[Exercise details] State the number of lines that include the string "name", and write nothing else.

[Records to process]
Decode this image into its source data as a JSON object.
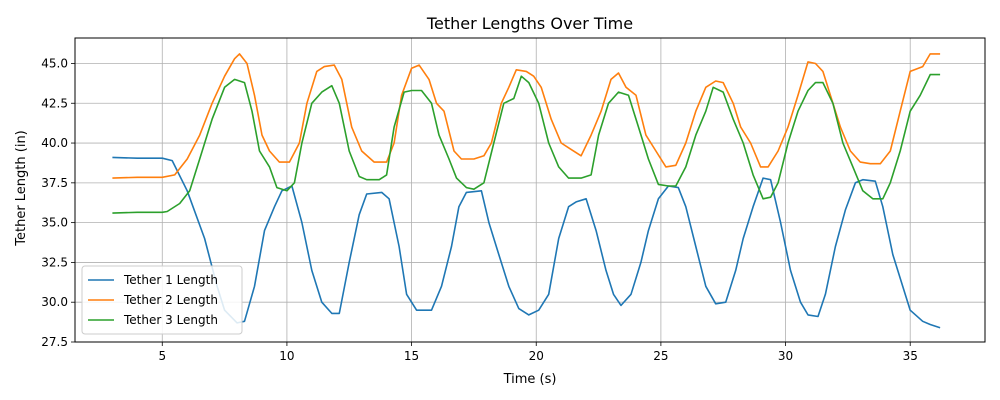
{
  "chart_data": {
    "type": "line",
    "title": "Tether Lengths Over Time",
    "xlabel": "Time (s)",
    "ylabel": "Tether Length (in)",
    "xlim": [
      1.5,
      38
    ],
    "ylim": [
      27.5,
      46.6
    ],
    "xticks": [
      5,
      10,
      15,
      20,
      25,
      30,
      35
    ],
    "yticks": [
      27.5,
      30.0,
      32.5,
      35.0,
      37.5,
      40.0,
      42.5,
      45.0
    ],
    "ytick_labels": [
      "27.5",
      "30.0",
      "32.5",
      "35.0",
      "37.5",
      "40.0",
      "42.5",
      "45.0"
    ],
    "grid": true,
    "legend_position": "lower-left",
    "series": [
      {
        "name": "Tether 1 Length",
        "color": "#1f77b4",
        "x": [
          3.0,
          4.0,
          5.0,
          5.4,
          6.0,
          6.7,
          7.2,
          7.5,
          8.0,
          8.3,
          8.7,
          9.1,
          9.5,
          9.8,
          10.2,
          10.6,
          11.0,
          11.4,
          11.8,
          12.1,
          12.5,
          12.9,
          13.2,
          13.8,
          14.1,
          14.5,
          14.8,
          15.2,
          15.8,
          16.2,
          16.6,
          16.9,
          17.2,
          17.8,
          18.1,
          18.5,
          18.9,
          19.3,
          19.7,
          20.1,
          20.5,
          20.9,
          21.3,
          21.6,
          22.0,
          22.4,
          22.8,
          23.1,
          23.4,
          23.8,
          24.2,
          24.5,
          24.9,
          25.3,
          25.7,
          26.0,
          26.4,
          26.8,
          27.2,
          27.6,
          28.0,
          28.3,
          28.7,
          29.1,
          29.4,
          29.8,
          30.2,
          30.6,
          30.9,
          31.3,
          31.6,
          32.0,
          32.4,
          32.8,
          33.1,
          33.6,
          33.9,
          34.3,
          34.7,
          35.0,
          35.5,
          35.8,
          36.2
        ],
        "y": [
          39.1,
          39.05,
          39.05,
          38.9,
          37.0,
          34.0,
          31.0,
          29.5,
          28.7,
          28.8,
          31.0,
          34.5,
          36.0,
          37.0,
          37.3,
          35.0,
          32.0,
          30.0,
          29.3,
          29.3,
          32.5,
          35.5,
          36.8,
          36.9,
          36.5,
          33.5,
          30.5,
          29.5,
          29.5,
          31.0,
          33.5,
          36.0,
          36.9,
          37.0,
          35.0,
          33.0,
          31.0,
          29.6,
          29.2,
          29.5,
          30.5,
          34.0,
          36.0,
          36.3,
          36.5,
          34.5,
          32.0,
          30.5,
          29.8,
          30.5,
          32.5,
          34.5,
          36.5,
          37.3,
          37.2,
          36.0,
          33.5,
          31.0,
          29.9,
          30.0,
          32.0,
          34.0,
          36.0,
          37.8,
          37.7,
          35.0,
          32.0,
          30.0,
          29.2,
          29.1,
          30.5,
          33.5,
          35.8,
          37.5,
          37.7,
          37.6,
          36.0,
          33.0,
          31.0,
          29.5,
          28.8,
          28.6,
          28.4
        ]
      },
      {
        "name": "Tether 2 Length",
        "color": "#ff7f0e",
        "x": [
          3.0,
          4.0,
          5.0,
          5.5,
          6.0,
          6.5,
          7.0,
          7.5,
          7.9,
          8.1,
          8.4,
          8.7,
          9.0,
          9.3,
          9.7,
          10.1,
          10.5,
          10.8,
          11.2,
          11.5,
          11.9,
          12.2,
          12.6,
          13.0,
          13.5,
          14.0,
          14.3,
          14.6,
          15.0,
          15.3,
          15.7,
          16.0,
          16.3,
          16.7,
          17.0,
          17.5,
          17.9,
          18.2,
          18.6,
          18.9,
          19.2,
          19.6,
          19.9,
          20.2,
          20.6,
          21.0,
          21.4,
          21.8,
          22.2,
          22.6,
          23.0,
          23.3,
          23.6,
          24.0,
          24.4,
          24.8,
          25.2,
          25.6,
          26.0,
          26.4,
          26.8,
          27.2,
          27.5,
          27.9,
          28.2,
          28.6,
          29.0,
          29.3,
          29.7,
          30.1,
          30.5,
          30.9,
          31.2,
          31.5,
          31.8,
          32.2,
          32.6,
          33.0,
          33.4,
          33.8,
          34.2,
          34.6,
          35.0,
          35.5,
          35.8,
          36.2
        ],
        "y": [
          37.8,
          37.85,
          37.85,
          38.0,
          39.0,
          40.5,
          42.5,
          44.2,
          45.3,
          45.6,
          45.0,
          43.0,
          40.5,
          39.5,
          38.8,
          38.8,
          40.0,
          42.5,
          44.5,
          44.8,
          44.9,
          44.0,
          41.0,
          39.5,
          38.8,
          38.8,
          40.0,
          43.0,
          44.7,
          44.9,
          44.0,
          42.5,
          42.0,
          39.5,
          39.0,
          39.0,
          39.2,
          40.0,
          42.5,
          43.5,
          44.6,
          44.5,
          44.2,
          43.5,
          41.5,
          40.0,
          39.6,
          39.2,
          40.5,
          42.0,
          44.0,
          44.4,
          43.5,
          43.0,
          40.5,
          39.5,
          38.5,
          38.6,
          40.0,
          42.0,
          43.5,
          43.9,
          43.8,
          42.5,
          41.0,
          40.0,
          38.5,
          38.5,
          39.5,
          41.0,
          43.0,
          45.1,
          45.0,
          44.5,
          43.0,
          41.0,
          39.5,
          38.8,
          38.7,
          38.7,
          39.5,
          42.0,
          44.5,
          44.8,
          45.6,
          45.6
        ]
      },
      {
        "name": "Tether 3 Length",
        "color": "#2ca02c",
        "x": [
          3.0,
          4.0,
          5.0,
          5.2,
          5.7,
          6.1,
          6.5,
          7.0,
          7.5,
          7.9,
          8.3,
          8.6,
          8.9,
          9.3,
          9.6,
          10.0,
          10.3,
          10.6,
          11.0,
          11.4,
          11.8,
          12.1,
          12.5,
          12.9,
          13.2,
          13.7,
          14.0,
          14.3,
          14.7,
          15.0,
          15.4,
          15.8,
          16.1,
          16.5,
          16.8,
          17.2,
          17.5,
          17.9,
          18.3,
          18.7,
          19.1,
          19.4,
          19.7,
          20.1,
          20.5,
          20.9,
          21.3,
          21.8,
          22.2,
          22.5,
          22.9,
          23.3,
          23.7,
          24.1,
          24.5,
          24.9,
          25.3,
          25.6,
          26.0,
          26.4,
          26.8,
          27.1,
          27.5,
          27.9,
          28.3,
          28.7,
          29.1,
          29.4,
          29.7,
          30.1,
          30.5,
          30.9,
          31.2,
          31.5,
          31.9,
          32.3,
          32.7,
          33.1,
          33.5,
          33.9,
          34.2,
          34.6,
          35.0,
          35.4,
          35.8,
          36.2
        ],
        "y": [
          35.6,
          35.65,
          35.65,
          35.7,
          36.2,
          37.0,
          39.0,
          41.5,
          43.5,
          44.0,
          43.8,
          42.0,
          39.5,
          38.5,
          37.2,
          37.0,
          37.5,
          40.0,
          42.5,
          43.2,
          43.6,
          42.5,
          39.5,
          37.9,
          37.7,
          37.7,
          38.0,
          41.0,
          43.2,
          43.3,
          43.3,
          42.5,
          40.5,
          39.0,
          37.8,
          37.2,
          37.1,
          37.5,
          40.0,
          42.5,
          42.8,
          44.2,
          43.8,
          42.5,
          40.0,
          38.5,
          37.8,
          37.8,
          38.0,
          40.5,
          42.5,
          43.2,
          43.0,
          41.0,
          39.0,
          37.4,
          37.3,
          37.3,
          38.5,
          40.5,
          42.0,
          43.5,
          43.2,
          41.5,
          40.0,
          38.0,
          36.5,
          36.6,
          37.5,
          40.0,
          42.0,
          43.3,
          43.8,
          43.8,
          42.5,
          40.0,
          38.5,
          37.0,
          36.5,
          36.5,
          37.5,
          39.5,
          42.0,
          43.0,
          44.3,
          44.3
        ]
      }
    ]
  }
}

[Output of the task] 3